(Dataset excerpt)
------------------------------------------------
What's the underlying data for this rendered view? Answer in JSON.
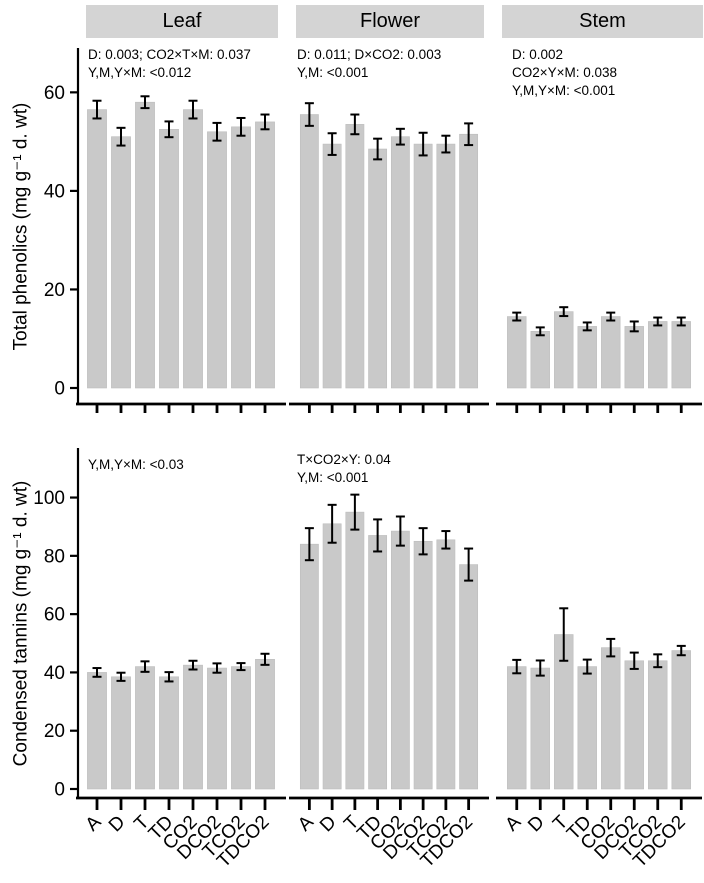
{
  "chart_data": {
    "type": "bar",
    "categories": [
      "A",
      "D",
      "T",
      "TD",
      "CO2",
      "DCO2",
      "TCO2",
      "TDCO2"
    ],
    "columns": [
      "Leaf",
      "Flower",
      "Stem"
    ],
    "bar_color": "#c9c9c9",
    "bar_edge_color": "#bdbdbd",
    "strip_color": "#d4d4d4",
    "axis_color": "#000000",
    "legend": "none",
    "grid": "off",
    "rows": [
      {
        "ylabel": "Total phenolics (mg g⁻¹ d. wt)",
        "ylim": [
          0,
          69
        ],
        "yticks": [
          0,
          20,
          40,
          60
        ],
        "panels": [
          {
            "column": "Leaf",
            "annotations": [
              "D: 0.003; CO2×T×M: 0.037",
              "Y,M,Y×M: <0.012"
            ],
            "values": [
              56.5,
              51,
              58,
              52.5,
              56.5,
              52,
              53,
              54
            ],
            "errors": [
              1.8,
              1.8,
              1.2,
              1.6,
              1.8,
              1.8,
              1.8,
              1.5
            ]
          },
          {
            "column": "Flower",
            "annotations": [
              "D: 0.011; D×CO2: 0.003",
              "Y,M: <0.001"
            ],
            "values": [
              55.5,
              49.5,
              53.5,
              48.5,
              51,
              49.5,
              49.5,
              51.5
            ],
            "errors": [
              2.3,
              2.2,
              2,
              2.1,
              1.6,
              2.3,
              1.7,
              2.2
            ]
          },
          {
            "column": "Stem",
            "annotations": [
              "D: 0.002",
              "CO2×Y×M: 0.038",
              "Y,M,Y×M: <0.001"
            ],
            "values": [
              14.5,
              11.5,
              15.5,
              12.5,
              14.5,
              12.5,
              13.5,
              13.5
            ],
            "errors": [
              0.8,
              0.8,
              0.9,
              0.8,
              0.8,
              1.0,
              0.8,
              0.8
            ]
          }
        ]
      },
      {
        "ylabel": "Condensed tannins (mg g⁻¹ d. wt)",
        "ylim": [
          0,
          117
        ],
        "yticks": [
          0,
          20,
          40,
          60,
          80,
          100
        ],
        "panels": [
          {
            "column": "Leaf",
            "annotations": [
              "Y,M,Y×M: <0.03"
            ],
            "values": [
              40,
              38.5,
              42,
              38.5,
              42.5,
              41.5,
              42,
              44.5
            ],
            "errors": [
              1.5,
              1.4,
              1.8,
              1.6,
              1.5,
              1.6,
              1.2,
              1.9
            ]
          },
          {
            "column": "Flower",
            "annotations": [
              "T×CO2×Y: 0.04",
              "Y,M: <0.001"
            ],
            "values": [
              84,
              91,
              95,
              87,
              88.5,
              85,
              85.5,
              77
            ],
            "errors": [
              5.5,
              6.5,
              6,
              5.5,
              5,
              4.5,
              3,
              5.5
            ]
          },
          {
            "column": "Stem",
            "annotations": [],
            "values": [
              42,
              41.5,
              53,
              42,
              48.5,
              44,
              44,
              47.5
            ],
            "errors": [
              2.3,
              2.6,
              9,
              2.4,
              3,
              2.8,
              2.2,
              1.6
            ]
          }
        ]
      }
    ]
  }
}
------------------------------------------------
The request >>
Every record must be copied exactly, with images dropped from the result.

Reply to the task >>
What's the underlying data for this rendered view? Answer in JSON.
{
  "chart_data": {
    "type": "bar",
    "categories": [
      "A",
      "D",
      "T",
      "TD",
      "CO2",
      "DCO2",
      "TCO2",
      "TDCO2"
    ],
    "columns": [
      "Leaf",
      "Flower",
      "Stem"
    ],
    "bar_color": "#c9c9c9",
    "bar_edge_color": "#bdbdbd",
    "strip_color": "#d4d4d4",
    "axis_color": "#000000",
    "legend": "none",
    "grid": "off",
    "rows": [
      {
        "ylabel": "Total phenolics (mg g⁻¹ d. wt)",
        "ylim": [
          0,
          69
        ],
        "yticks": [
          0,
          20,
          40,
          60
        ],
        "panels": [
          {
            "column": "Leaf",
            "annotations": [
              "D: 0.003; CO2×T×M: 0.037",
              "Y,M,Y×M: <0.012"
            ],
            "values": [
              56.5,
              51,
              58,
              52.5,
              56.5,
              52,
              53,
              54
            ],
            "errors": [
              1.8,
              1.8,
              1.2,
              1.6,
              1.8,
              1.8,
              1.8,
              1.5
            ]
          },
          {
            "column": "Flower",
            "annotations": [
              "D: 0.011; D×CO2: 0.003",
              "Y,M: <0.001"
            ],
            "values": [
              55.5,
              49.5,
              53.5,
              48.5,
              51,
              49.5,
              49.5,
              51.5
            ],
            "errors": [
              2.3,
              2.2,
              2,
              2.1,
              1.6,
              2.3,
              1.7,
              2.2
            ]
          },
          {
            "column": "Stem",
            "annotations": [
              "D: 0.002",
              "CO2×Y×M: 0.038",
              "Y,M,Y×M: <0.001"
            ],
            "values": [
              14.5,
              11.5,
              15.5,
              12.5,
              14.5,
              12.5,
              13.5,
              13.5
            ],
            "errors": [
              0.8,
              0.8,
              0.9,
              0.8,
              0.8,
              1.0,
              0.8,
              0.8
            ]
          }
        ]
      },
      {
        "ylabel": "Condensed tannins (mg g⁻¹ d. wt)",
        "ylim": [
          0,
          117
        ],
        "yticks": [
          0,
          20,
          40,
          60,
          80,
          100
        ],
        "panels": [
          {
            "column": "Leaf",
            "annotations": [
              "Y,M,Y×M: <0.03"
            ],
            "values": [
              40,
              38.5,
              42,
              38.5,
              42.5,
              41.5,
              42,
              44.5
            ],
            "errors": [
              1.5,
              1.4,
              1.8,
              1.6,
              1.5,
              1.6,
              1.2,
              1.9
            ]
          },
          {
            "column": "Flower",
            "annotations": [
              "T×CO2×Y: 0.04",
              "Y,M: <0.001"
            ],
            "values": [
              84,
              91,
              95,
              87,
              88.5,
              85,
              85.5,
              77
            ],
            "errors": [
              5.5,
              6.5,
              6,
              5.5,
              5,
              4.5,
              3,
              5.5
            ]
          },
          {
            "column": "Stem",
            "annotations": [],
            "values": [
              42,
              41.5,
              53,
              42,
              48.5,
              44,
              44,
              47.5
            ],
            "errors": [
              2.3,
              2.6,
              9,
              2.4,
              3,
              2.8,
              2.2,
              1.6
            ]
          }
        ]
      }
    ]
  }
}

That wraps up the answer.